_DIRECTION_
Search the material for the word "name" and copy each line that holds it.

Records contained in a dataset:
— start —

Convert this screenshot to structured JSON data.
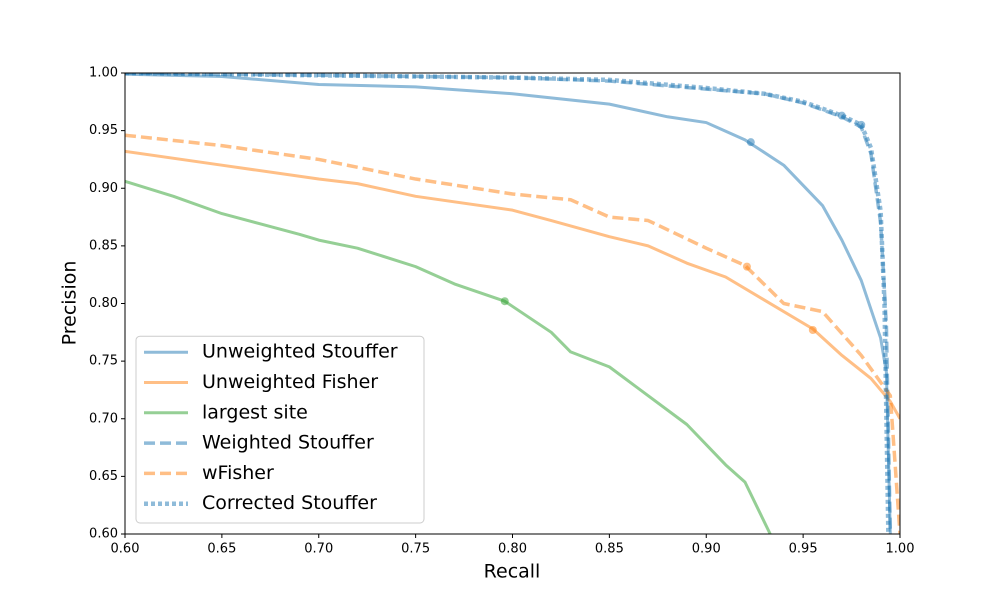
{
  "chart_data": {
    "type": "line",
    "x_label": "Recall",
    "y_label": "Precision",
    "xlim": [
      0.6,
      1.0
    ],
    "ylim": [
      0.6,
      1.0
    ],
    "xticks": [
      {
        "value": 0.6,
        "label": "0.60"
      },
      0.65,
      {
        "value": 0.7,
        "label": "0.70"
      },
      0.75,
      {
        "value": 0.8,
        "label": "0.80"
      },
      0.85,
      {
        "value": 0.9,
        "label": "0.90"
      },
      0.95,
      {
        "value": 1.0,
        "label": "1.00"
      }
    ],
    "yticks": [
      {
        "value": 0.6,
        "label": "0.60"
      },
      0.65,
      {
        "value": 0.7,
        "label": "0.70"
      },
      0.75,
      {
        "value": 0.8,
        "label": "0.80"
      },
      0.85,
      {
        "value": 0.9,
        "label": "0.90"
      },
      0.95,
      {
        "value": 1.0,
        "label": "1.00"
      }
    ],
    "legend": "lower left",
    "alpha": 0.5,
    "series": [
      {
        "name": "Unweighted Stouffer",
        "color": "#1f77b4",
        "style": "solid",
        "x": [
          0.6,
          0.65,
          0.7,
          0.75,
          0.8,
          0.85,
          0.88,
          0.9,
          0.92,
          0.94,
          0.96,
          0.97,
          0.98,
          0.99,
          0.993,
          0.995
        ],
        "values": [
          0.999,
          0.997,
          0.99,
          0.988,
          0.982,
          0.973,
          0.962,
          0.957,
          0.942,
          0.92,
          0.885,
          0.855,
          0.82,
          0.77,
          0.74,
          0.6
        ],
        "marker": {
          "x": 0.923,
          "y": 0.94
        }
      },
      {
        "name": "Unweighted Fisher",
        "color": "#ff7f0e",
        "style": "solid",
        "x": [
          0.6,
          0.65,
          0.7,
          0.72,
          0.75,
          0.8,
          0.82,
          0.85,
          0.87,
          0.89,
          0.91,
          0.93,
          0.955,
          0.97,
          0.985,
          0.995,
          1.0
        ],
        "values": [
          0.932,
          0.92,
          0.908,
          0.904,
          0.893,
          0.881,
          0.872,
          0.858,
          0.85,
          0.835,
          0.823,
          0.803,
          0.778,
          0.755,
          0.735,
          0.715,
          0.7
        ],
        "marker": {
          "x": 0.955,
          "y": 0.777
        }
      },
      {
        "name": "largest site",
        "color": "#2ca02c",
        "style": "solid",
        "x": [
          0.6,
          0.625,
          0.65,
          0.67,
          0.69,
          0.7,
          0.72,
          0.75,
          0.77,
          0.796,
          0.82,
          0.83,
          0.85,
          0.87,
          0.89,
          0.91,
          0.92,
          0.933
        ],
        "values": [
          0.906,
          0.893,
          0.878,
          0.869,
          0.86,
          0.855,
          0.848,
          0.832,
          0.817,
          0.802,
          0.775,
          0.758,
          0.745,
          0.72,
          0.695,
          0.66,
          0.645,
          0.6
        ],
        "marker": {
          "x": 0.796,
          "y": 0.802
        }
      },
      {
        "name": "Weighted Stouffer",
        "color": "#1f77b4",
        "style": "dashed",
        "x": [
          0.6,
          0.7,
          0.8,
          0.85,
          0.9,
          0.93,
          0.95,
          0.97,
          0.98,
          0.985,
          0.99,
          0.993,
          0.995
        ],
        "values": [
          1.0,
          0.998,
          0.996,
          0.993,
          0.986,
          0.982,
          0.974,
          0.962,
          0.953,
          0.93,
          0.87,
          0.78,
          0.6
        ],
        "marker": {
          "x": 0.97,
          "y": 0.963
        }
      },
      {
        "name": "wFisher",
        "color": "#ff7f0e",
        "style": "dashed",
        "x": [
          0.6,
          0.65,
          0.7,
          0.75,
          0.8,
          0.83,
          0.85,
          0.87,
          0.9,
          0.92,
          0.94,
          0.96,
          0.98,
          0.995,
          1.0
        ],
        "values": [
          0.946,
          0.937,
          0.925,
          0.908,
          0.895,
          0.89,
          0.875,
          0.872,
          0.848,
          0.833,
          0.8,
          0.793,
          0.755,
          0.72,
          0.6
        ],
        "marker": {
          "x": 0.921,
          "y": 0.832
        }
      },
      {
        "name": "Corrected Stouffer",
        "color": "#1f77b4",
        "style": "dotted",
        "x": [
          0.6,
          0.7,
          0.8,
          0.85,
          0.9,
          0.93,
          0.95,
          0.97,
          0.98,
          0.985,
          0.99,
          0.992,
          0.994
        ],
        "values": [
          1.0,
          0.998,
          0.996,
          0.994,
          0.987,
          0.982,
          0.975,
          0.963,
          0.955,
          0.935,
          0.88,
          0.8,
          0.6
        ],
        "marker": {
          "x": 0.98,
          "y": 0.955
        }
      }
    ]
  }
}
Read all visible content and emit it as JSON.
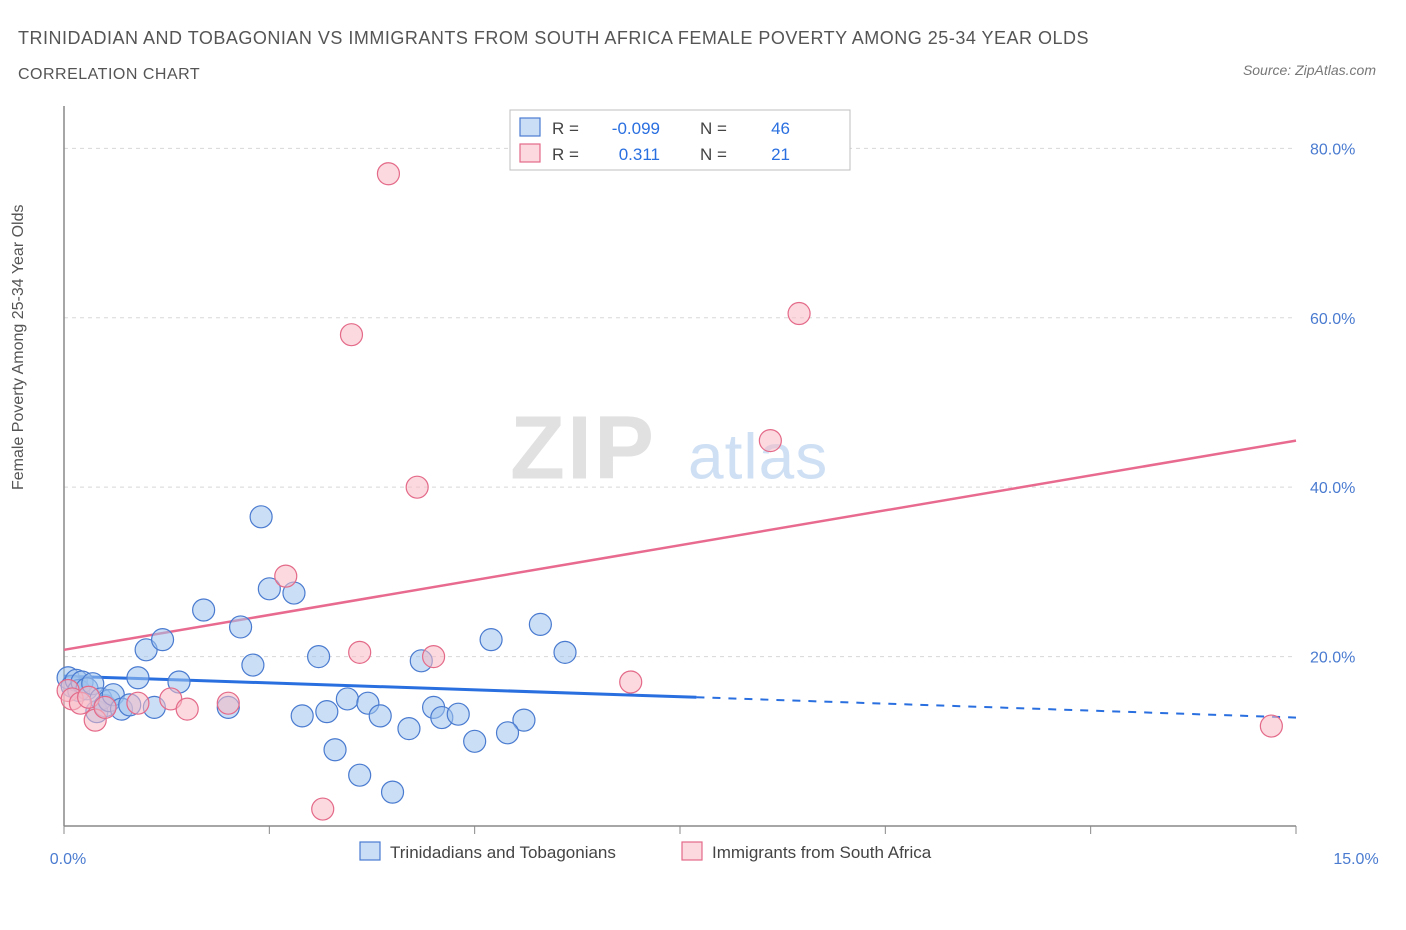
{
  "title_line1": "TRINIDADIAN AND TOBAGONIAN VS IMMIGRANTS FROM SOUTH AFRICA FEMALE POVERTY AMONG 25-34 YEAR OLDS",
  "title_line2": "CORRELATION CHART",
  "source_label": "Source: ZipAtlas.com",
  "y_label": "Female Poverty Among 25-34 Year Olds",
  "watermark": {
    "part1": "ZIP",
    "part2": "atlas"
  },
  "chart": {
    "type": "scatter",
    "background_color": "#ffffff",
    "grid_color": "#d8d8d8",
    "axis_color": "#888888",
    "tick_label_color": "#4a7bd0",
    "marker_radius": 11,
    "xlim": [
      0,
      15
    ],
    "ylim": [
      0,
      85
    ],
    "x_ticks": [
      0,
      2.5,
      5,
      7.5,
      10,
      12.5,
      15
    ],
    "x_tick_labels_shown": {
      "0": "0.0%",
      "15": "15.0%"
    },
    "y_ticks": [
      20,
      40,
      60,
      80
    ],
    "y_tick_labels": [
      "20.0%",
      "40.0%",
      "60.0%",
      "80.0%"
    ],
    "series": [
      {
        "name": "Trinidadians and Tobagonians",
        "color_fill": "#9fc3ec",
        "color_stroke": "#4a7bd0",
        "correlation_r": -0.099,
        "n": 46,
        "trend": {
          "x_solid": [
            0,
            7.7
          ],
          "y_solid": [
            17.7,
            15.2
          ],
          "x_dash": [
            7.7,
            15
          ],
          "y_dash": [
            15.2,
            12.8
          ],
          "color": "#2a6fe0",
          "width_solid": 3,
          "width_dash": 2
        },
        "points": [
          [
            0.05,
            17.5
          ],
          [
            0.1,
            16.5
          ],
          [
            0.15,
            17.2
          ],
          [
            0.18,
            16.0
          ],
          [
            0.22,
            17.0
          ],
          [
            0.28,
            16.2
          ],
          [
            0.35,
            16.8
          ],
          [
            0.4,
            13.5
          ],
          [
            0.45,
            15.0
          ],
          [
            0.5,
            14.2
          ],
          [
            0.55,
            14.8
          ],
          [
            0.6,
            15.5
          ],
          [
            0.7,
            13.8
          ],
          [
            0.8,
            14.3
          ],
          [
            0.9,
            17.5
          ],
          [
            1.0,
            20.8
          ],
          [
            1.1,
            14.0
          ],
          [
            1.2,
            22.0
          ],
          [
            1.4,
            17.0
          ],
          [
            1.7,
            25.5
          ],
          [
            2.0,
            14.0
          ],
          [
            2.15,
            23.5
          ],
          [
            2.3,
            19.0
          ],
          [
            2.4,
            36.5
          ],
          [
            2.5,
            28.0
          ],
          [
            2.8,
            27.5
          ],
          [
            3.2,
            13.5
          ],
          [
            3.3,
            9.0
          ],
          [
            3.45,
            15.0
          ],
          [
            3.6,
            6.0
          ],
          [
            3.7,
            14.5
          ],
          [
            3.85,
            13.0
          ],
          [
            4.0,
            4.0
          ],
          [
            4.2,
            11.5
          ],
          [
            4.35,
            19.5
          ],
          [
            4.5,
            14.0
          ],
          [
            4.6,
            12.8
          ],
          [
            4.8,
            13.2
          ],
          [
            5.0,
            10.0
          ],
          [
            5.2,
            22.0
          ],
          [
            5.6,
            12.5
          ],
          [
            5.8,
            23.8
          ],
          [
            6.1,
            20.5
          ],
          [
            5.4,
            11.0
          ],
          [
            3.1,
            20.0
          ],
          [
            2.9,
            13.0
          ]
        ]
      },
      {
        "name": "Immigrants from South Africa",
        "color_fill": "#f7b9c4",
        "color_stroke": "#e46a89",
        "correlation_r": 0.311,
        "n": 21,
        "trend": {
          "x": [
            0,
            15
          ],
          "y": [
            20.8,
            45.5
          ],
          "color": "#e86a8f",
          "width": 2.5
        },
        "points": [
          [
            0.05,
            16.0
          ],
          [
            0.1,
            15.0
          ],
          [
            0.2,
            14.5
          ],
          [
            0.3,
            15.2
          ],
          [
            0.38,
            12.5
          ],
          [
            0.5,
            14.0
          ],
          [
            0.9,
            14.5
          ],
          [
            1.3,
            15.0
          ],
          [
            1.5,
            13.8
          ],
          [
            2.0,
            14.5
          ],
          [
            2.7,
            29.5
          ],
          [
            3.15,
            2.0
          ],
          [
            3.5,
            58.0
          ],
          [
            3.6,
            20.5
          ],
          [
            3.95,
            77.0
          ],
          [
            4.3,
            40.0
          ],
          [
            4.5,
            20.0
          ],
          [
            6.9,
            17.0
          ],
          [
            8.6,
            45.5
          ],
          [
            8.95,
            60.5
          ],
          [
            14.7,
            11.8
          ]
        ]
      }
    ],
    "stats_legend": {
      "r_label": "R =",
      "n_label": "N =",
      "box_stroke": "#bfbfbf"
    },
    "bottom_legend": [
      {
        "label": "Trinidadians and Tobagonians",
        "fill": "#9fc3ec",
        "stroke": "#4a7bd0"
      },
      {
        "label": "Immigrants from South Africa",
        "fill": "#f7b9c4",
        "stroke": "#e46a89"
      }
    ]
  }
}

— end —

_FINAL ANSWER_
        "name": "Unweighted Stouffer",
        "name": "Unweighted Fisher",
        "name": "largest site",
        "name": "Weighted Stouffer",
        "name": "wFisher",
        "name": "Corrected Stouffer",
        "name": "Trinidadians and Tobagonians",
        "name": "Immigrants from South Africa",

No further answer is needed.